Data records
******************************

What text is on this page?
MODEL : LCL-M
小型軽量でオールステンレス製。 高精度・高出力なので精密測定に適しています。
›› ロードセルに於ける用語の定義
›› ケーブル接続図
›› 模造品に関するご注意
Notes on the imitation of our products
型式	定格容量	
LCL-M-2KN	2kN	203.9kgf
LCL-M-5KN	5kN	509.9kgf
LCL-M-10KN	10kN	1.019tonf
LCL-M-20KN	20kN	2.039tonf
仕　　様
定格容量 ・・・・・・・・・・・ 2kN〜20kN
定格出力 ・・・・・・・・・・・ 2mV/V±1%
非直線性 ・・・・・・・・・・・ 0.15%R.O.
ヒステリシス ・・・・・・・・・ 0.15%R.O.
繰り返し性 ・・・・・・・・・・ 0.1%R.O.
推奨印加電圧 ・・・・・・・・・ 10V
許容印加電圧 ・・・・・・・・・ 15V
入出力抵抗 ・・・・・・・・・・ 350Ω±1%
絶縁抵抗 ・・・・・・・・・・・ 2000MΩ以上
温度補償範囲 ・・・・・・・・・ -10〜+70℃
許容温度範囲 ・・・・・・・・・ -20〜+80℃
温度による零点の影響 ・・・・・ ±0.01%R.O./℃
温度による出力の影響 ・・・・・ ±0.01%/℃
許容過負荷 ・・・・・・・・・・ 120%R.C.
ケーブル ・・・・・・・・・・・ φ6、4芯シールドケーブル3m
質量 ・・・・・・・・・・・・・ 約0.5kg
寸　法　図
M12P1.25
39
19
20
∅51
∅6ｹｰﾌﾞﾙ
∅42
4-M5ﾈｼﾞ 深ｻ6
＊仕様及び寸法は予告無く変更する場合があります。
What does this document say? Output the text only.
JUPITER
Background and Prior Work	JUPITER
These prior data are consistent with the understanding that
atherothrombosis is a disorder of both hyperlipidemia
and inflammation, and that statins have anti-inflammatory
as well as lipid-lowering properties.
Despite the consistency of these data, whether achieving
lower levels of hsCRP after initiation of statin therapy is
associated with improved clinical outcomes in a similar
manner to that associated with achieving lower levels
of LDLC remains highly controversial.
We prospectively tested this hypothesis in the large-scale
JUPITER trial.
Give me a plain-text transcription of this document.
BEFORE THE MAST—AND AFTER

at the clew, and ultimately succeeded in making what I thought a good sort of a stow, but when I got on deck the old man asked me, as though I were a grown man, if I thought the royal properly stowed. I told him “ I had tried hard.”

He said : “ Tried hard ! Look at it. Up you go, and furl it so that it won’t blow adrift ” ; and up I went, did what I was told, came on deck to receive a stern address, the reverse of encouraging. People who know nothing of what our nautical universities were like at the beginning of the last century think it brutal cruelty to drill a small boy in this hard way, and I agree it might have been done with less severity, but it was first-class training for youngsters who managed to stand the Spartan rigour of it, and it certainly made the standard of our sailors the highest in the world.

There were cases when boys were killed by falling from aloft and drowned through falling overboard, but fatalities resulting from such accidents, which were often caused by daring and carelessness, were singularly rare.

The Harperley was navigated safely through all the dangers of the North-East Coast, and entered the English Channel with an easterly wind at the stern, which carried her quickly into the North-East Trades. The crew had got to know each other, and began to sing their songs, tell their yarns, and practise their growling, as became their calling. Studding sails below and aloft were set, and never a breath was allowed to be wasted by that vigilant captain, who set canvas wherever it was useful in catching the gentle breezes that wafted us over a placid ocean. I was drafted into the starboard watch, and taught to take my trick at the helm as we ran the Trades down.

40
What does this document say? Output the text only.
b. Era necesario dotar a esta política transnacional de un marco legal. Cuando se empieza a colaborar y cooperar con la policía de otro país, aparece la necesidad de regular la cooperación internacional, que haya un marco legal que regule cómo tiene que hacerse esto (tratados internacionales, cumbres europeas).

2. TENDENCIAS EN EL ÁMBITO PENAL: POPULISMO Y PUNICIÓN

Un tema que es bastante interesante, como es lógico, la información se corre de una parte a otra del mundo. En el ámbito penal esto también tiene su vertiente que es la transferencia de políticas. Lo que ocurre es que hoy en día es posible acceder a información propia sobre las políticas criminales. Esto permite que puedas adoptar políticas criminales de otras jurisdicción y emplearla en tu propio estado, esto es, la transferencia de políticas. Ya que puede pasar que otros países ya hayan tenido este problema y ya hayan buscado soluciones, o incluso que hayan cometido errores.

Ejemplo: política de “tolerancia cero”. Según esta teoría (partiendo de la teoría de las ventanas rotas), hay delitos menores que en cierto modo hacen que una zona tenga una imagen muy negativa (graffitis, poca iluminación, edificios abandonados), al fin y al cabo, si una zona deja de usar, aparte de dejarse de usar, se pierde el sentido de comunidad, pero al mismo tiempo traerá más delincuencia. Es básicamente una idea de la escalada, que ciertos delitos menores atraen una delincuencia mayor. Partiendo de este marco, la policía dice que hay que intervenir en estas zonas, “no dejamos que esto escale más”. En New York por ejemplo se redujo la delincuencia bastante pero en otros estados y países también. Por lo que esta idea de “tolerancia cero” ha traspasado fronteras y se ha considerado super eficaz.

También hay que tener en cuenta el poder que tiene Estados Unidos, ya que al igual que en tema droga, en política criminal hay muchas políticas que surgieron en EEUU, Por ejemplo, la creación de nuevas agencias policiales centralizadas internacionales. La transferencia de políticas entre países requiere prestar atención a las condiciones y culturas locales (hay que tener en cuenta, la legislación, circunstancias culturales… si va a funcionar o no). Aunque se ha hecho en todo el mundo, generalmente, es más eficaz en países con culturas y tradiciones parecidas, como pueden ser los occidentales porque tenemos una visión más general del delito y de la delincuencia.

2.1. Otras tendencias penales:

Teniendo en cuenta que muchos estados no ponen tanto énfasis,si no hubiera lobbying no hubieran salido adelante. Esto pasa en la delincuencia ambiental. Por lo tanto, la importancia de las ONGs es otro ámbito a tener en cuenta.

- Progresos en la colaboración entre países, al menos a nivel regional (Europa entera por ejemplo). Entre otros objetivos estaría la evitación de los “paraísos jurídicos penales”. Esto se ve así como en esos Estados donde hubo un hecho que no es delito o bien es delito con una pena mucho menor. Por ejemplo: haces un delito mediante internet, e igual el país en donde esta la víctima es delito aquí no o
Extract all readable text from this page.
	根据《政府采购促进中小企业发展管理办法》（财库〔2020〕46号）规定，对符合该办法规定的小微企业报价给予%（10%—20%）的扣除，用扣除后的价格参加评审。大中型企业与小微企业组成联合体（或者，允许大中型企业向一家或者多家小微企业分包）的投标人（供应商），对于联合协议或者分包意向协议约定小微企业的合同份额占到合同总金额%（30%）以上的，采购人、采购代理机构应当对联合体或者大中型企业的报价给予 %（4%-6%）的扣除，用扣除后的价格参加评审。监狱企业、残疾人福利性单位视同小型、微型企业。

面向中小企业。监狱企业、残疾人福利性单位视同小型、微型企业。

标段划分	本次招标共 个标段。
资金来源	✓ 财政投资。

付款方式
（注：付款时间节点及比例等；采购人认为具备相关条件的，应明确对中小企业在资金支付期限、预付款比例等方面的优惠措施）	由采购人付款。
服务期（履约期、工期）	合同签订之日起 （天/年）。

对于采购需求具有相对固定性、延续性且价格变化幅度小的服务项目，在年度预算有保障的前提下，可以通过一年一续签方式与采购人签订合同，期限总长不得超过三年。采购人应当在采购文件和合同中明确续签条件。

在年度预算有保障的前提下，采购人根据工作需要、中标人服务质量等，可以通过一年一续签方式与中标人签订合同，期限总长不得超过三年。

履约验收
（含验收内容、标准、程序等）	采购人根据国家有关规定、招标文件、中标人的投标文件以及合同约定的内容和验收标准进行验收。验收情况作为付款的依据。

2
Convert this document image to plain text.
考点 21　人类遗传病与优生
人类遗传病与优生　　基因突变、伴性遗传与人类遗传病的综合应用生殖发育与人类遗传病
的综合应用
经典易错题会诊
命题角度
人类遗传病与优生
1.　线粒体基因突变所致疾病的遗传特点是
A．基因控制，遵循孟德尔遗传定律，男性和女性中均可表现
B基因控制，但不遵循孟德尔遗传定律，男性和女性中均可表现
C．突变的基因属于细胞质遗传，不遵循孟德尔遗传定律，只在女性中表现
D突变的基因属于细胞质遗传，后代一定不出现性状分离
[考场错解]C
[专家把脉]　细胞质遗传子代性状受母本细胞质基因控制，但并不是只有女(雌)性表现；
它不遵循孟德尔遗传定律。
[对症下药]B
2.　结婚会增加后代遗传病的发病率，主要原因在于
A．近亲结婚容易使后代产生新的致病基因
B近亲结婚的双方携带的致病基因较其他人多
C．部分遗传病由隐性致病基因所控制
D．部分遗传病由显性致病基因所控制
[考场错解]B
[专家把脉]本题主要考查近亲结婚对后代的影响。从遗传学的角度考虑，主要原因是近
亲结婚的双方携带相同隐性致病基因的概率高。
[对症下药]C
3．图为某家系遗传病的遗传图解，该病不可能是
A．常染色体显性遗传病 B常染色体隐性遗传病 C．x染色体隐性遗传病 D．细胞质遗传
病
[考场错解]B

******************************

### Exercise task
Determine the number of lines where the string "专家把脉" occurs, and give that number only.

### Completed exercise
2